## Task brief
Using the listing beneath this task, count the lines with the word "name" and write only the result.

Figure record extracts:
== == ==

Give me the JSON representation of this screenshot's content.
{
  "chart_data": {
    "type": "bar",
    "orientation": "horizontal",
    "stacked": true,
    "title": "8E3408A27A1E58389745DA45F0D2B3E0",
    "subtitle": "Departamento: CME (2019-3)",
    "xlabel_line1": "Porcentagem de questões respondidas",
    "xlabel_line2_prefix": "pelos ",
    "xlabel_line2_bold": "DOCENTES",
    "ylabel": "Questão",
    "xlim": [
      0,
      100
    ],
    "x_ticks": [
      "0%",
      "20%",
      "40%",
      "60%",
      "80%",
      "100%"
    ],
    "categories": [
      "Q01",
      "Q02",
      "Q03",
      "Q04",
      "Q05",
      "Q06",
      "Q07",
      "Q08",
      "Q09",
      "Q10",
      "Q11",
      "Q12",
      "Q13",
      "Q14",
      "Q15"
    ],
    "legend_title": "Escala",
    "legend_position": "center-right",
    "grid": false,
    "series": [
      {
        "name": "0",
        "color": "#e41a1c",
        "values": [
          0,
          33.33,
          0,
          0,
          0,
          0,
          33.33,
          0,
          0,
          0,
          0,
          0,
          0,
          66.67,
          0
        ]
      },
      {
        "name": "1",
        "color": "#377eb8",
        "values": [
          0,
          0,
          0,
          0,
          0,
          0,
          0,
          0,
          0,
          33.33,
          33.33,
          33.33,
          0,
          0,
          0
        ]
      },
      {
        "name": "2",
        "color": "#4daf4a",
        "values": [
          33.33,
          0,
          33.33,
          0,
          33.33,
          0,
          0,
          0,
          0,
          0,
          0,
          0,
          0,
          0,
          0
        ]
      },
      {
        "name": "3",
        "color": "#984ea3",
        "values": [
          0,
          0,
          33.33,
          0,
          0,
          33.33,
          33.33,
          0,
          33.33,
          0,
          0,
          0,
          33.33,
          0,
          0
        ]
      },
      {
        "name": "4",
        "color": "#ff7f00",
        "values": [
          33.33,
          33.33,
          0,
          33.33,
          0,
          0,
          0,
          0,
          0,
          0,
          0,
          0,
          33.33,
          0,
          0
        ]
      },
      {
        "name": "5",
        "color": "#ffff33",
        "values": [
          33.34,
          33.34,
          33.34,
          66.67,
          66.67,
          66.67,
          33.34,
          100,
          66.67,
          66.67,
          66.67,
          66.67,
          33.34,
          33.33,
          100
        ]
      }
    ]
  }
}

== == ==

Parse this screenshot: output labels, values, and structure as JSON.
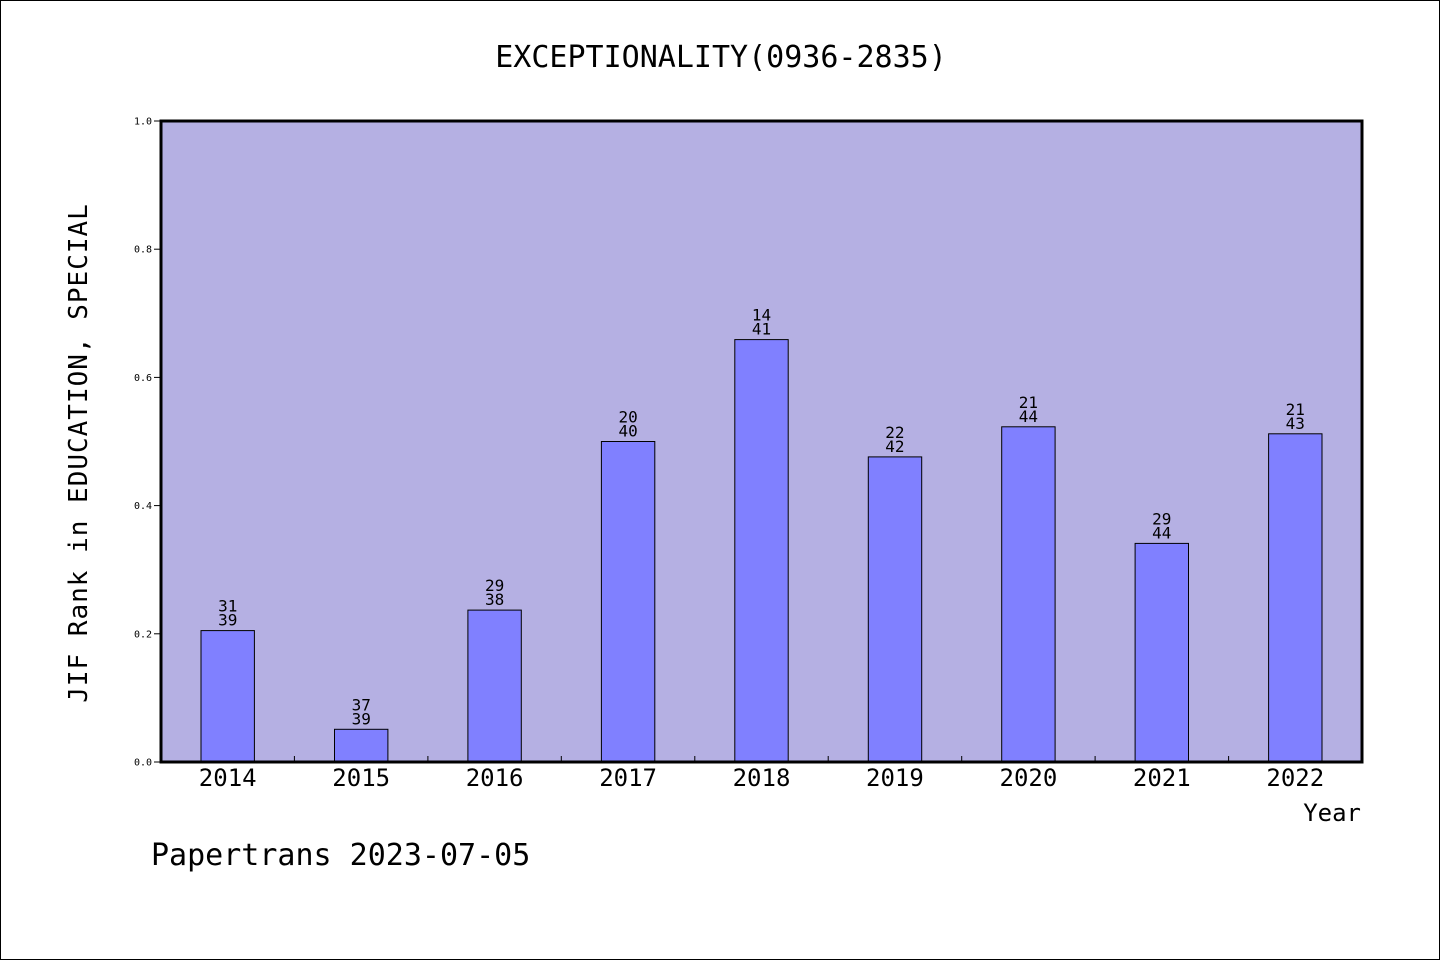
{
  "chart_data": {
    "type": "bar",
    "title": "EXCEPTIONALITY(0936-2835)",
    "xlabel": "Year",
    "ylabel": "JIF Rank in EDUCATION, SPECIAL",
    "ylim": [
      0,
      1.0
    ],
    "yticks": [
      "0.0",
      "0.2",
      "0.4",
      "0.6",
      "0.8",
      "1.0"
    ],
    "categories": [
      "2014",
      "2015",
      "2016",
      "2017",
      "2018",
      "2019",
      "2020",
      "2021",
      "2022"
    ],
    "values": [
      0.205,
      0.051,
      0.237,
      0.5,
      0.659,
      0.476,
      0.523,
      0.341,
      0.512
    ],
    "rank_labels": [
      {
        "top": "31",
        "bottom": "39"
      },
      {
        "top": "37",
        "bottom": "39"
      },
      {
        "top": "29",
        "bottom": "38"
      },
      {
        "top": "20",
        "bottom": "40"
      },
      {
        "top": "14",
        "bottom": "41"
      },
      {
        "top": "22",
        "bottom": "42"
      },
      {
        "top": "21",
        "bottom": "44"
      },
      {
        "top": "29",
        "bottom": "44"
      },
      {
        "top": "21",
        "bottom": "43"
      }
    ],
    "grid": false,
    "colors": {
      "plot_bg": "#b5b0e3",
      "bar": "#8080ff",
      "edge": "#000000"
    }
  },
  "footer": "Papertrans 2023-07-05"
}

== == ==

## Solution to the exercise
6